**TASK:** Continue the advice-column piece about a kidnapped columnist, which comes before the listing, picking up right after its final sentence.

>> start TEXT SHOWN

I’ve always dreamed about situations like this. About what I’d do, the hidden messages I’d sneak through. Then my kidnapper gives me a pen and paper and says he’ll tell The Californian to keep printing my stuff. I can’t figure him out.

I suppose I deserve this. The puns I’ve heinously thrown around with abandon have killed multiple people.

Wait shh! He’s coming.

So, I just talked to him. He said something about his parents. He was angry, very angry. They’d died when he was just a small child.

One of my stray puns had gone rogue and brought his world crumbling on top of him, starting with his family.

The groans could be heard for miles.

Then he gave me a bunch of questions to leaf through. Though he’s letting me write about everything that’s happening to me, he’s still forcing me to continue my column. So let’s get to it.

 

Dear Woodward of Wisdom,

My parents see my grades as their daughter more than their actual daughter. How do I get them to see me as more than a GPA?

Sincerely, More Than a Letter Grade

Dear More Than a Letter Grade,

On the unforgiving waters of school, that is a boat that many sail in. And boy does it suck.

My experience with such trifles isn’t too expansive, though I have learned to counter it when the problem does arise.

>> end TEXT SHOWN
>> start ENTRIES SHOWN

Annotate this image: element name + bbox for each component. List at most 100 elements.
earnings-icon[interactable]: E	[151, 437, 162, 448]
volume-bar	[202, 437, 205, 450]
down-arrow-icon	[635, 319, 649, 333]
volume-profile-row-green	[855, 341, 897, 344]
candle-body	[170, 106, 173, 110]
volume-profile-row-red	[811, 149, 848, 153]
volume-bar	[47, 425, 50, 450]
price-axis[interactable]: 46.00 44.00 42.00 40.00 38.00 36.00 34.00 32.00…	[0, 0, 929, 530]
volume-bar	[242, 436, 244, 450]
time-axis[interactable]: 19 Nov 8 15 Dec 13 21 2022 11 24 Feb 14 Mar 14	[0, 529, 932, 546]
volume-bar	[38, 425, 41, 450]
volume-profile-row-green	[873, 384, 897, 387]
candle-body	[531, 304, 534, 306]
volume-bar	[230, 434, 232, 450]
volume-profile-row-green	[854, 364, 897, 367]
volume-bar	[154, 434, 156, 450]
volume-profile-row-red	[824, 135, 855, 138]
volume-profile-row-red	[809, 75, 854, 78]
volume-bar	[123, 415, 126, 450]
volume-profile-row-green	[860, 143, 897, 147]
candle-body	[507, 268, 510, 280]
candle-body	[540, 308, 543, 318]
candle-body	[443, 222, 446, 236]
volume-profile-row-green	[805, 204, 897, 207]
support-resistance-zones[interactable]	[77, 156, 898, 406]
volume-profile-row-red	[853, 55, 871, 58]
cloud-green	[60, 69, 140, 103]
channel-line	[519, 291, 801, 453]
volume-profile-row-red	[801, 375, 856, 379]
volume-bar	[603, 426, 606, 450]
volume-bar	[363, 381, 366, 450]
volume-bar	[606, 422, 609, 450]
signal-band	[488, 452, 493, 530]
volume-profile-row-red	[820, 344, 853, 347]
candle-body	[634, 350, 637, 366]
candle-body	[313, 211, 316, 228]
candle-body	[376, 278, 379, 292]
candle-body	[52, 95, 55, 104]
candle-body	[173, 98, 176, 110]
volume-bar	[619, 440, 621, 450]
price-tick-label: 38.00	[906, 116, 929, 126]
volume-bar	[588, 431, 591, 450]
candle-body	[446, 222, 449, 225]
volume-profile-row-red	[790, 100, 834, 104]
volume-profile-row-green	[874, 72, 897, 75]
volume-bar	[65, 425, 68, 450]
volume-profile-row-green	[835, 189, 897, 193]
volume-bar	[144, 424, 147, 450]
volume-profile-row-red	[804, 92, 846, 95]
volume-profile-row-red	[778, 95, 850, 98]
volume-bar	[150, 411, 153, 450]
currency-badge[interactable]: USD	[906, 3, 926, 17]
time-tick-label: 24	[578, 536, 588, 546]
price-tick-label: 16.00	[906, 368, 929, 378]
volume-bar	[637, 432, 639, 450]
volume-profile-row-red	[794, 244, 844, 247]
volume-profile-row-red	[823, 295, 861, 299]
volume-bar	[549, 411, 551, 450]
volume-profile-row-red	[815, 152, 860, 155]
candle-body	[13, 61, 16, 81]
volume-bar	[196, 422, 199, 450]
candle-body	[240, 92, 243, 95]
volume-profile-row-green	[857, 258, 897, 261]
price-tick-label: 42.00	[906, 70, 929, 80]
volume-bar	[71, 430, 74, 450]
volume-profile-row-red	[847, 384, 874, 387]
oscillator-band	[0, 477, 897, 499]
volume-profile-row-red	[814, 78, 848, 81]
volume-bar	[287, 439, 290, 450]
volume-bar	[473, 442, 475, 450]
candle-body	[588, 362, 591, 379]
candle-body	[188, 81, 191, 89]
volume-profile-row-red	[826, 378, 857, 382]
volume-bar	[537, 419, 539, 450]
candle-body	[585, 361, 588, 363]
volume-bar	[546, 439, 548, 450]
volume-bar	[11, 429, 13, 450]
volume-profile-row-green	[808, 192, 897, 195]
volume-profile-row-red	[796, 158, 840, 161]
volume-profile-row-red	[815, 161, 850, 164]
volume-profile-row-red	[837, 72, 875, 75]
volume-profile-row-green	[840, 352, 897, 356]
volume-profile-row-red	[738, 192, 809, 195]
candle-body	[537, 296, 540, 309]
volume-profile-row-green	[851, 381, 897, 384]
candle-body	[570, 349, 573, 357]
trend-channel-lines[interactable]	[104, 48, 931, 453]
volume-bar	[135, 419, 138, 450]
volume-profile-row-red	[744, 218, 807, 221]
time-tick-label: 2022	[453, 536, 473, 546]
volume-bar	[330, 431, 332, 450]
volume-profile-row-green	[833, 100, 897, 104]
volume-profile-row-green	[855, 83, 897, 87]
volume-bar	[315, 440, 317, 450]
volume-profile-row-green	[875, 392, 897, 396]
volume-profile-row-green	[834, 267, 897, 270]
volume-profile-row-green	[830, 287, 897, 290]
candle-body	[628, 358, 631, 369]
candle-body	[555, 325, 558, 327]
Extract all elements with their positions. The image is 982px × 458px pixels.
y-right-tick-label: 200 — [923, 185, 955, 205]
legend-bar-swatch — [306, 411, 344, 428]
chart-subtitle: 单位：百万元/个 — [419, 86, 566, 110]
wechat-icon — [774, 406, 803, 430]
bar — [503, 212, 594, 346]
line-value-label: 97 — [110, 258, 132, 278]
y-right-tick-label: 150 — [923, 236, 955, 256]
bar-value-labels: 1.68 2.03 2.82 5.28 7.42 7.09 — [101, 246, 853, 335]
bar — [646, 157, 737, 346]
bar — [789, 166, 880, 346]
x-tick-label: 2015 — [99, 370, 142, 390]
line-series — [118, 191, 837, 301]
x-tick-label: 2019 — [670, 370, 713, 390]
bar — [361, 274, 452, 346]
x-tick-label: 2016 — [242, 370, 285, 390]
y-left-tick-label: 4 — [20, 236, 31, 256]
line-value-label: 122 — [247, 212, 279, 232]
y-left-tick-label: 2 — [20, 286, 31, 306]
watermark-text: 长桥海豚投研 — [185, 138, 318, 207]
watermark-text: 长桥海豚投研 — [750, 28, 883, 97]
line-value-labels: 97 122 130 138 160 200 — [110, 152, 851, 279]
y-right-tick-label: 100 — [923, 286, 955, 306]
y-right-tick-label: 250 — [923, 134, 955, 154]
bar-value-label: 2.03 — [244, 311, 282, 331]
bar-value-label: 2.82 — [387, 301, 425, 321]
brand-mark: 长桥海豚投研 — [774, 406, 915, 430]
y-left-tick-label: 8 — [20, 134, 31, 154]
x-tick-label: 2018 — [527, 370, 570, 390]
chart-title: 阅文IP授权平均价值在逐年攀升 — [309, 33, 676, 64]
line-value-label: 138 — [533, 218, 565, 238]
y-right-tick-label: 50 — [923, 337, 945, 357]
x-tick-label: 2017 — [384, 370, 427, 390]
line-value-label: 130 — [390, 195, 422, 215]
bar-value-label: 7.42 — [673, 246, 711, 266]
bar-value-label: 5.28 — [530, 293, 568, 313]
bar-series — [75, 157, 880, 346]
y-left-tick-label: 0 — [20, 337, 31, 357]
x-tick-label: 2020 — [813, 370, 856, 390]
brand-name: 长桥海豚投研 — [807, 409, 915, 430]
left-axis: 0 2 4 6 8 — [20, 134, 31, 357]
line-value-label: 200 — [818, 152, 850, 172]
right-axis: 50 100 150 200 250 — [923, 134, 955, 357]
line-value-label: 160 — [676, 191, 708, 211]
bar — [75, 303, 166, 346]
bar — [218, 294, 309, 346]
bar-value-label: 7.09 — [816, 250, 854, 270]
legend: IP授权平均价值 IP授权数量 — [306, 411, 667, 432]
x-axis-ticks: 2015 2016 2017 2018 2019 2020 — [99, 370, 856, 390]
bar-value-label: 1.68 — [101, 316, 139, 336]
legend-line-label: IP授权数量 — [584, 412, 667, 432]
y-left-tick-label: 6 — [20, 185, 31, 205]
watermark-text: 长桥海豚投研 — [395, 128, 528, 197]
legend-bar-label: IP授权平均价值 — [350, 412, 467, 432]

>> end ENTRIES SHOWN

**WRITTEN RESPONSE:**
Right now, I’m guessing most of your time is completely devoted to school-related activities. The way you spend your time greatly contributes to your image, the image your parents see.

They see you working on school all the time, so naturally your grades should be perfect. When they aren’t, they see that time wasted, their daughter’s time wasted, so they pressure you to make your grades perfect so none of it goes to waste.

Solution! Work on your image outside of school. Get a job that’s not just a retail clerk or restaurant employee, something that reflects who you are. Begin one of your own projects, something you like to do.

For example, I worked as a camp counselor for theatre for a summer, and I’m writing a novel. That gives me a pretty decent presence outside of school. I also do things around the house for my parents randomly, that makes them happier.

I hope that described your situation accurately, or at least gave you some ideas.

If none of that works, you’ve got two more options.

One, you can take part in school pranking. But good ones. Bad ones like carving 2014 in the lawn are just disgraceful and rude. Cal High gardeners probably spend a good deal of time keeping the lawn looking perfect.

No, I’m talking things like flash mobs or impromptu concerts in the quad. Concealed pyrotechnics at strategic points around the school set to shoot flame into the sky whenever the bells ring. Wow, I’m pretty good at this.

Oh hey, admin. Fancy meeting you here.

So guys, don’t do that. It’s a bad idea.

But still. If you’re going to do a senior prank, at least make it good and don’t damage anything. Oh dear, I got off topic. Hopefully that helped, and good luck.

Sincerely, Woodward of Wisdom

 

Dear Woodward of Wisdom,

I’m preparing to leave civilization. Am I ready?

Sincerely, Free Billy

 

Dear Free Billy,

Oh the irony. I’ve been kidnapped.

But this isn’t about me!.It’s about you, though I don’t know you.

Surprisingly, it doesn’t matter where you go. All you need is food, water, and a Swiss Army knife.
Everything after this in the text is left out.